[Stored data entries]

......

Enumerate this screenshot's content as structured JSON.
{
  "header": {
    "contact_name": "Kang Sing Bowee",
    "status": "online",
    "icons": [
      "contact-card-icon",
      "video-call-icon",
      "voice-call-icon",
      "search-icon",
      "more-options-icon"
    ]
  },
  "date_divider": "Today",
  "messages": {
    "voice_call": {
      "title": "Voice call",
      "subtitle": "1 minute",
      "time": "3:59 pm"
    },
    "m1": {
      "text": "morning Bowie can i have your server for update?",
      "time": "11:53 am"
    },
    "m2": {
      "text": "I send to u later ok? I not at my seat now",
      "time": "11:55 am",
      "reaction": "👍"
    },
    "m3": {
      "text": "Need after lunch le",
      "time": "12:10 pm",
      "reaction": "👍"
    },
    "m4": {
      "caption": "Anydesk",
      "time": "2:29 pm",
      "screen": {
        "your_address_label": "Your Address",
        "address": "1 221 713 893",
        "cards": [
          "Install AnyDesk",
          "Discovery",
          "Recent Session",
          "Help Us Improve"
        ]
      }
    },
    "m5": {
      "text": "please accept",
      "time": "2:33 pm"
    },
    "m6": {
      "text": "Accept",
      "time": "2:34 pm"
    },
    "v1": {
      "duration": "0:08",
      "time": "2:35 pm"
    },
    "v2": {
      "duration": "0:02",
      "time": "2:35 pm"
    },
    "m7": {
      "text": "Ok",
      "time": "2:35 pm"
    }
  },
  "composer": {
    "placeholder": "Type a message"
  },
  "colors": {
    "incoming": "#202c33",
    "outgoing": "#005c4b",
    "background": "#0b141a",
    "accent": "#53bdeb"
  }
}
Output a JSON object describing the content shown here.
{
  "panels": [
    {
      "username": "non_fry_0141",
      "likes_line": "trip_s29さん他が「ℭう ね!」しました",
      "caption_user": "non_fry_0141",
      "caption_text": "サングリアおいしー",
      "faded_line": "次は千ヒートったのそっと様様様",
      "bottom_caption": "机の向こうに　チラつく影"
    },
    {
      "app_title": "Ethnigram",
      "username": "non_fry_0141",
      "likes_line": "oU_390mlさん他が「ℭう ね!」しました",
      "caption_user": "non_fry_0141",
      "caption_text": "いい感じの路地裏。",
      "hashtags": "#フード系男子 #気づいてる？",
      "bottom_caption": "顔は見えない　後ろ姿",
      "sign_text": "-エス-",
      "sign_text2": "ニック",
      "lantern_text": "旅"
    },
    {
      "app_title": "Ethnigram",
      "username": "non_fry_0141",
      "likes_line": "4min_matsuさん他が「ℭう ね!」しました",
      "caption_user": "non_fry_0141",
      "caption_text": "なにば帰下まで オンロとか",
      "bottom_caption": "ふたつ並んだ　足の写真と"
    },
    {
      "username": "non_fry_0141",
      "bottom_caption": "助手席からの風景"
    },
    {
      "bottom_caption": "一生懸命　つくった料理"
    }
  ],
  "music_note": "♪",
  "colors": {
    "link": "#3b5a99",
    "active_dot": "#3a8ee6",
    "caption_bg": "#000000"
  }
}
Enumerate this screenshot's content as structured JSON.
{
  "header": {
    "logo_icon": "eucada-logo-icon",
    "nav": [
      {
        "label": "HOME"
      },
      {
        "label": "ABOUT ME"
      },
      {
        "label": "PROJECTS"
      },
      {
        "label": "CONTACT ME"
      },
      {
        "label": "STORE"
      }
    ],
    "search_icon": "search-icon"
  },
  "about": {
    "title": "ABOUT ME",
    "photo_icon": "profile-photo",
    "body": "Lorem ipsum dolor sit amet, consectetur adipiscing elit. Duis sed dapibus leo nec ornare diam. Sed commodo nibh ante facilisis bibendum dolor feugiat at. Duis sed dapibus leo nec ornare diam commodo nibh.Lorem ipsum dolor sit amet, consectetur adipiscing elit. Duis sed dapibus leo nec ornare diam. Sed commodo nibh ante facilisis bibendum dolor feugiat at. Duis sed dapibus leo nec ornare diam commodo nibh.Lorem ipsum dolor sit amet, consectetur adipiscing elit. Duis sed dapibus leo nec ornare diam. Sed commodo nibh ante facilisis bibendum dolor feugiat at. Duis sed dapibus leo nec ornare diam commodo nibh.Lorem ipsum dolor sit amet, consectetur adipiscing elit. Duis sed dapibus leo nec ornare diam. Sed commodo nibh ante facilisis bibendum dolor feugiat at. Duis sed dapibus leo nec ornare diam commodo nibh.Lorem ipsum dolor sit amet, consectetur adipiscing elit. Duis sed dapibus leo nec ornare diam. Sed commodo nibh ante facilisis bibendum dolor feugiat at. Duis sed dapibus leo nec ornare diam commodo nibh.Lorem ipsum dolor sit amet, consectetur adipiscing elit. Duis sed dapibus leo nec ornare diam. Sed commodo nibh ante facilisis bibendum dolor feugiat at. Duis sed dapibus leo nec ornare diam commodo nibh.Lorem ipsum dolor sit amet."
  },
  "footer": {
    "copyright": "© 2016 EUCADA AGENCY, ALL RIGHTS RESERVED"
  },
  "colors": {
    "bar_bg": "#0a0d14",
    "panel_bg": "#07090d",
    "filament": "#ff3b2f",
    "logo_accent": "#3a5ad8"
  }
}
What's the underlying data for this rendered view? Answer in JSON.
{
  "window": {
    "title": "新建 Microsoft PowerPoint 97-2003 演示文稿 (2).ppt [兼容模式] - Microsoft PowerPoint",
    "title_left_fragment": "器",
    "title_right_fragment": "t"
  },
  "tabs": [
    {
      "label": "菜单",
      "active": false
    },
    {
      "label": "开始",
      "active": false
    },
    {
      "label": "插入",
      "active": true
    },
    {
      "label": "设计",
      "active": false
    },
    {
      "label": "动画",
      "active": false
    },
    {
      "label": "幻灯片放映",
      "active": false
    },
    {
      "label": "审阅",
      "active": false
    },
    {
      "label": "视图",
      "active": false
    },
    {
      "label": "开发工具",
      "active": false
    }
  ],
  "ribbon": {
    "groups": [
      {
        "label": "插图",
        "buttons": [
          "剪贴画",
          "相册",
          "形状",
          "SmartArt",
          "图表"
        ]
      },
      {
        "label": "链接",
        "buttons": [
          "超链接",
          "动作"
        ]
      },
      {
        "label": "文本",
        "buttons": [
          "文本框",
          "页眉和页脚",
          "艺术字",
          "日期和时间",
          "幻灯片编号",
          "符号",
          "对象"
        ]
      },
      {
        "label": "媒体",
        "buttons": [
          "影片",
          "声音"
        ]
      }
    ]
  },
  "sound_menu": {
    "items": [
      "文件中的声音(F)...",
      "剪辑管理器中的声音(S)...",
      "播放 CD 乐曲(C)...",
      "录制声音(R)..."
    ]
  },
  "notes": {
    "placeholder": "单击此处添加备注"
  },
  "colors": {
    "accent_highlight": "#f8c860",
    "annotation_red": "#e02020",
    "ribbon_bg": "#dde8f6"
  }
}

......

Given problem:
Each line that has the word "placeholder" should be copied.

Result of this task:
    "placeholder": "Type a message"
    "placeholder": "单击此处添加备注"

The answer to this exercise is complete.